▶ Written problem
Extract every entry word for word. Skip the pictures.

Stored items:
····················

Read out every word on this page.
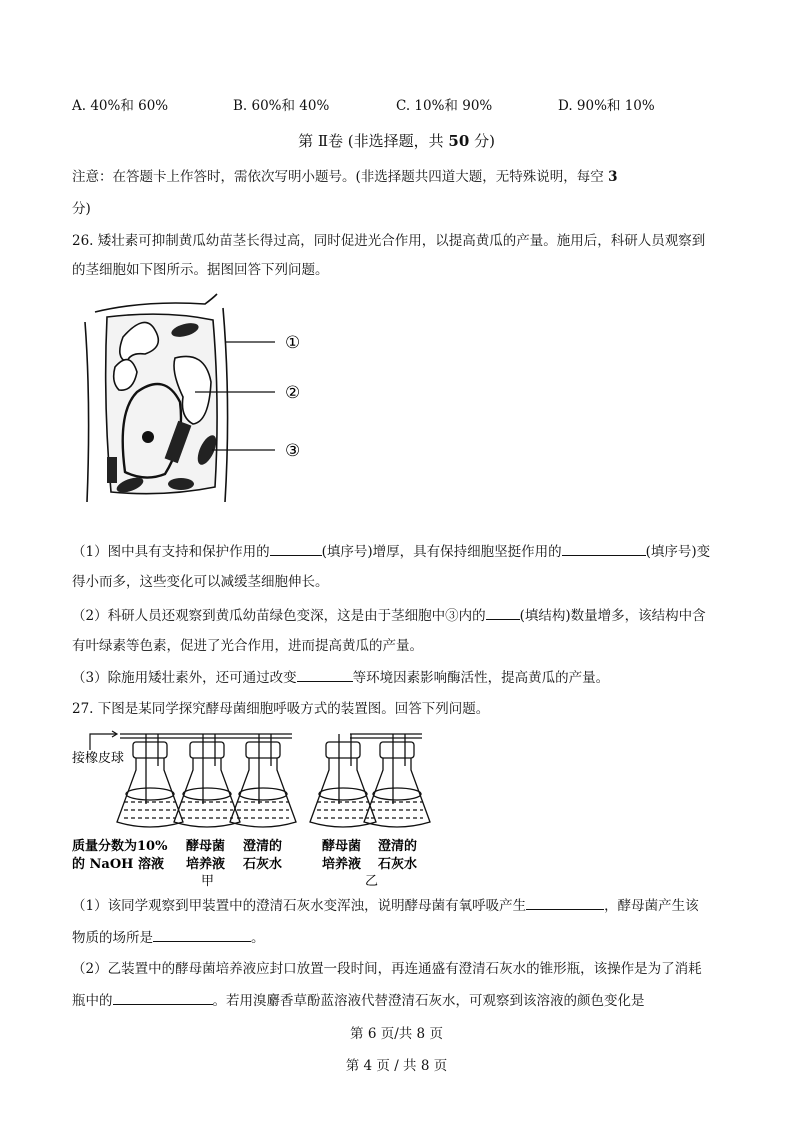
A. 40%和 60%	B. 60%和 40%	C. 10%和 90%	D. 90%和 10%
第 Ⅱ卷 (非选择题，共 50 分)
注意：在答题卡上作答时，需依次写明小题号。(非选择题共四道大题，无特殊说明，每空 3
分)
26. 矮壮素可抑制黄瓜幼苗茎长得过高，同时促进光合作用，以提高黄瓜的产量。施用后，科研人员观察到
的茎细胞如下图所示。据图回答下列问题。
①
②
③
（1）图中具有支持和保护作用的	(填序号)增厚，具有保持细胞坚挺作用的	(填序号)变
得小而多，这些变化可以减缓茎细胞伸长。
（2）科研人员还观察到黄瓜幼苗绿色变深，这是由于茎细胞中③内的	(填结构)数量增多，该结构中含
有叶绿素等色素，促进了光合作用，进而提高黄瓜的产量。
（3）除施用矮壮素外，还可通过改变	等环境因素影响酶活性，提高黄瓜的产量。
27. 下图是某同学探究酵母菌细胞呼吸方式的装置图。回答下列问题。
接橡皮球
质量分数为10%
的 NaOH 溶液
酵母菌
培养液
澄清的
石灰水
酵母菌
培养液
澄清的
石灰水
甲	乙
（1）该同学观察到甲装置中的澄清石灰水变浑浊，说明酵母菌有氧呼吸产生	，酵母菌产生该
物质的场所是	。
（2）乙装置中的酵母菌培养液应封口放置一段时间，再连通盛有澄清石灰水的锥形瓶，该操作是为了消耗
瓶中的	。若用溴麝香草酚蓝溶液代替澄清石灰水，可观察到该溶液的颜色变化是
第 6 页/共 8 页
第 4 页 / 共 8 页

····················

▶ Output for this exercise
Read out every word on this page.
A. 40%和 60%	B. 60%和 40%	C. 10%和 90%	D. 90%和 10%
第 Ⅱ卷 (非选择题，共 50 分)
注意：在答题卡上作答时，需依次写明小题号。(非选择题共四道大题，无特殊说明，每空 3
分)
26. 矮壮素可抑制黄瓜幼苗茎长得过高，同时促进光合作用，以提高黄瓜的产量。施用后，科研人员观察到
的茎细胞如下图所示。据图回答下列问题。
①
②
③
（1）图中具有支持和保护作用的	(填序号)增厚，具有保持细胞坚挺作用的	(填序号)变
得小而多，这些变化可以减缓茎细胞伸长。
（2）科研人员还观察到黄瓜幼苗绿色变深，这是由于茎细胞中③内的	(填结构)数量增多，该结构中含
有叶绿素等色素，促进了光合作用，进而提高黄瓜的产量。
（3）除施用矮壮素外，还可通过改变	等环境因素影响酶活性，提高黄瓜的产量。
27. 下图是某同学探究酵母菌细胞呼吸方式的装置图。回答下列问题。
接橡皮球
质量分数为10%
的 NaOH 溶液
酵母菌
培养液
澄清的
石灰水
酵母菌
培养液
澄清的
石灰水
甲	乙
（1）该同学观察到甲装置中的澄清石灰水变浑浊，说明酵母菌有氧呼吸产生	，酵母菌产生该
物质的场所是	。
（2）乙装置中的酵母菌培养液应封口放置一段时间，再连通盛有澄清石灰水的锥形瓶，该操作是为了消耗
瓶中的	。若用溴麝香草酚蓝溶液代替澄清石灰水，可观察到该溶液的颜色变化是
第 6 页/共 8 页
第 4 页 / 共 8 页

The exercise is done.